Material provided:
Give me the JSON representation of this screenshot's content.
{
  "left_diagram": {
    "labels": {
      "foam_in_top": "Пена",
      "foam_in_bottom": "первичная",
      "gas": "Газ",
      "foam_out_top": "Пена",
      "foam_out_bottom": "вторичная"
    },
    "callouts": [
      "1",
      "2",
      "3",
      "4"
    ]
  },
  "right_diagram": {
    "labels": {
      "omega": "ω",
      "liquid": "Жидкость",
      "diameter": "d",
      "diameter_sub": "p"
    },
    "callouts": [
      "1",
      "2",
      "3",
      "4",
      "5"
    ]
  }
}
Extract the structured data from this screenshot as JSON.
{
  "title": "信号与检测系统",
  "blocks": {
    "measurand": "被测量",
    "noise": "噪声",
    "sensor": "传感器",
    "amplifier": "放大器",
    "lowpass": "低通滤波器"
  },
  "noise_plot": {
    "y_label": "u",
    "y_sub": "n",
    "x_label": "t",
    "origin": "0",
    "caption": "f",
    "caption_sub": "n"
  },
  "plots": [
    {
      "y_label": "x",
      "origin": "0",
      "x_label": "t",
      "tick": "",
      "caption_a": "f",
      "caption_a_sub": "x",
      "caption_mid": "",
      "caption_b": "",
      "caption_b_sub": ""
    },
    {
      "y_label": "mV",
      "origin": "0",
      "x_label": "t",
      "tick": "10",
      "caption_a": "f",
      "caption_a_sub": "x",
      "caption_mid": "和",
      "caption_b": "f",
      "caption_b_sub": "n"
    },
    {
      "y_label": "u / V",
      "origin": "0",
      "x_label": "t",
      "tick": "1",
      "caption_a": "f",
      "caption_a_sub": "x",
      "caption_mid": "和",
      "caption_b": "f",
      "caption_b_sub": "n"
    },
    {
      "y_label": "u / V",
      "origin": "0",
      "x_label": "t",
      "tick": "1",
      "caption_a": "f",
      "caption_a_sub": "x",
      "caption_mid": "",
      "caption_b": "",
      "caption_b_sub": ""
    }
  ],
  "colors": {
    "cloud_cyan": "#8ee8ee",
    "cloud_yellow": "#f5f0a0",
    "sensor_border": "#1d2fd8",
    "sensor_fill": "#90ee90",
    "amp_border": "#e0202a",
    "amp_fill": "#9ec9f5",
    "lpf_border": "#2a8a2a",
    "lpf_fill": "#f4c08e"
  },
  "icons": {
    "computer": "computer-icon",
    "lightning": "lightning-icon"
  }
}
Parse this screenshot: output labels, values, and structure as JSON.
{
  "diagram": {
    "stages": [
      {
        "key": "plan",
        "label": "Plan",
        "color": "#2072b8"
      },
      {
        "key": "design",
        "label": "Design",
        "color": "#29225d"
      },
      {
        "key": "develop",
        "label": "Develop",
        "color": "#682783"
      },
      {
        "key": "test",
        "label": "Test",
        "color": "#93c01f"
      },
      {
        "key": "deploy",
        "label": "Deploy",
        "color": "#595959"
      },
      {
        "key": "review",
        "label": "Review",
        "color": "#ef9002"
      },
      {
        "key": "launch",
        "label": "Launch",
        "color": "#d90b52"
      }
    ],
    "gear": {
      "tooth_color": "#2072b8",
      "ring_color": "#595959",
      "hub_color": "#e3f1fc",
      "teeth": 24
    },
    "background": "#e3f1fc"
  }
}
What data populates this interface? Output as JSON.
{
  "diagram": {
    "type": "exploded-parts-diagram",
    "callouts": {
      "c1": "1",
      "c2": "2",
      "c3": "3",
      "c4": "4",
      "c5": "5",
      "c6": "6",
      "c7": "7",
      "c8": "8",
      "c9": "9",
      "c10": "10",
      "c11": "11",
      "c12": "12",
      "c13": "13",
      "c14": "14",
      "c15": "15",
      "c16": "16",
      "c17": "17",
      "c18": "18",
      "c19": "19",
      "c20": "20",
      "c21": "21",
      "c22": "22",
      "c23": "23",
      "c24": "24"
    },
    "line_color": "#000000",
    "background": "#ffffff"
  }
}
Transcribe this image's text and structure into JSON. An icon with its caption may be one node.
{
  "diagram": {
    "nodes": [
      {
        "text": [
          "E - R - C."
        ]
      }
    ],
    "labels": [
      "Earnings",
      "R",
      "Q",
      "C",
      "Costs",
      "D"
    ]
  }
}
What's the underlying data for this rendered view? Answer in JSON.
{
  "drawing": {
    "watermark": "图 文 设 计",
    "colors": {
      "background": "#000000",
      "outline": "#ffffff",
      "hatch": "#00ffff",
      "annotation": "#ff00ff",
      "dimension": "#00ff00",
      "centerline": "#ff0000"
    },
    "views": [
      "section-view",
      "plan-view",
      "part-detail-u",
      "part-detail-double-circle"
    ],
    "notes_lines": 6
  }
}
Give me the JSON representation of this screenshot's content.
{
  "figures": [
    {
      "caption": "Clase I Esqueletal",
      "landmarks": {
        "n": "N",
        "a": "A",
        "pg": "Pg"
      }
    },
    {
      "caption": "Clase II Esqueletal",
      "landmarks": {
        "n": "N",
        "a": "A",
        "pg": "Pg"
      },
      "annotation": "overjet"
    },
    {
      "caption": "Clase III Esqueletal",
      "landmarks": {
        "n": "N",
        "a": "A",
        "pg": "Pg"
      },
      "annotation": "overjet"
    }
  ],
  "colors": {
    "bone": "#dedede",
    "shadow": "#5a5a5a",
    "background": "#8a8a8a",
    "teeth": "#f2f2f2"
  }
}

Prompt: The records above should be duplicated in full, exactly as given.

Solution for this exercise:
Give me the JSON representation of this screenshot's content.
{
  "left_diagram": {
    "labels": {
      "foam_in_top": "Пена",
      "foam_in_bottom": "первичная",
      "gas": "Газ",
      "foam_out_top": "Пена",
      "foam_out_bottom": "вторичная"
    },
    "callouts": [
      "1",
      "2",
      "3",
      "4"
    ]
  },
  "right_diagram": {
    "labels": {
      "omega": "ω",
      "liquid": "Жидкость",
      "diameter": "d",
      "diameter_sub": "p"
    },
    "callouts": [
      "1",
      "2",
      "3",
      "4",
      "5"
    ]
  }
}
Extract the structured data from this screenshot as JSON.
{
  "title": "信号与检测系统",
  "blocks": {
    "measurand": "被测量",
    "noise": "噪声",
    "sensor": "传感器",
    "amplifier": "放大器",
    "lowpass": "低通滤波器"
  },
  "noise_plot": {
    "y_label": "u",
    "y_sub": "n",
    "x_label": "t",
    "origin": "0",
    "caption": "f",
    "caption_sub": "n"
  },
  "plots": [
    {
      "y_label": "x",
      "origin": "0",
      "x_label": "t",
      "tick": "",
      "caption_a": "f",
      "caption_a_sub": "x",
      "caption_mid": "",
      "caption_b": "",
      "caption_b_sub": ""
    },
    {
      "y_label": "mV",
      "origin": "0",
      "x_label": "t",
      "tick": "10",
      "caption_a": "f",
      "caption_a_sub": "x",
      "caption_mid": "和",
      "caption_b": "f",
      "caption_b_sub": "n"
    },
    {
      "y_label": "u / V",
      "origin": "0",
      "x_label": "t",
      "tick": "1",
      "caption_a": "f",
      "caption_a_sub": "x",
      "caption_mid": "和",
      "caption_b": "f",
      "caption_b_sub": "n"
    },
    {
      "y_label": "u / V",
      "origin": "0",
      "x_label": "t",
      "tick": "1",
      "caption_a": "f",
      "caption_a_sub": "x",
      "caption_mid": "",
      "caption_b": "",
      "caption_b_sub": ""
    }
  ],
  "colors": {
    "cloud_cyan": "#8ee8ee",
    "cloud_yellow": "#f5f0a0",
    "sensor_border": "#1d2fd8",
    "sensor_fill": "#90ee90",
    "amp_border": "#e0202a",
    "amp_fill": "#9ec9f5",
    "lpf_border": "#2a8a2a",
    "lpf_fill": "#f4c08e"
  },
  "icons": {
    "computer": "computer-icon",
    "lightning": "lightning-icon"
  }
}
Parse this screenshot: output labels, values, and structure as JSON.
{
  "diagram": {
    "stages": [
      {
        "key": "plan",
        "label": "Plan",
        "color": "#2072b8"
      },
      {
        "key": "design",
        "label": "Design",
        "color": "#29225d"
      },
      {
        "key": "develop",
        "label": "Develop",
        "color": "#682783"
      },
      {
        "key": "test",
        "label": "Test",
        "color": "#93c01f"
      },
      {
        "key": "deploy",
        "label": "Deploy",
        "color": "#595959"
      },
      {
        "key": "review",
        "label": "Review",
        "color": "#ef9002"
      },
      {
        "key": "launch",
        "label": "Launch",
        "color": "#d90b52"
      }
    ],
    "gear": {
      "tooth_color": "#2072b8",
      "ring_color": "#595959",
      "hub_color": "#e3f1fc",
      "teeth": 24
    },
    "background": "#e3f1fc"
  }
}
What data populates this interface? Output as JSON.
{
  "diagram": {
    "type": "exploded-parts-diagram",
    "callouts": {
      "c1": "1",
      "c2": "2",
      "c3": "3",
      "c4": "4",
      "c5": "5",
      "c6": "6",
      "c7": "7",
      "c8": "8",
      "c9": "9",
      "c10": "10",
      "c11": "11",
      "c12": "12",
      "c13": "13",
      "c14": "14",
      "c15": "15",
      "c16": "16",
      "c17": "17",
      "c18": "18",
      "c19": "19",
      "c20": "20",
      "c21": "21",
      "c22": "22",
      "c23": "23",
      "c24": "24"
    },
    "line_color": "#000000",
    "background": "#ffffff"
  }
}
Transcribe this image's text and structure into JSON. An icon with its caption may be one node.
{
  "diagram": {
    "nodes": [
      {
        "text": [
          "E - R - C."
        ]
      }
    ],
    "labels": [
      "Earnings",
      "R",
      "Q",
      "C",
      "Costs",
      "D"
    ]
  }
}
What's the underlying data for this rendered view? Answer in JSON.
{
  "drawing": {
    "watermark": "图 文 设 计",
    "colors": {
      "background": "#000000",
      "outline": "#ffffff",
      "hatch": "#00ffff",
      "annotation": "#ff00ff",
      "dimension": "#00ff00",
      "centerline": "#ff0000"
    },
    "views": [
      "section-view",
      "plan-view",
      "part-detail-u",
      "part-detail-double-circle"
    ],
    "notes_lines": 6
  }
}
Give me the JSON representation of this screenshot's content.
{
  "figures": [
    {
      "caption": "Clase I Esqueletal",
      "landmarks": {
        "n": "N",
        "a": "A",
        "pg": "Pg"
      }
    },
    {
      "caption": "Clase II Esqueletal",
      "landmarks": {
        "n": "N",
        "a": "A",
        "pg": "Pg"
      },
      "annotation": "overjet"
    },
    {
      "caption": "Clase III Esqueletal",
      "landmarks": {
        "n": "N",
        "a": "A",
        "pg": "Pg"
      },
      "annotation": "overjet"
    }
  ],
  "colors": {
    "bone": "#dedede",
    "shadow": "#5a5a5a",
    "background": "#8a8a8a",
    "teeth": "#f2f2f2"
  }
}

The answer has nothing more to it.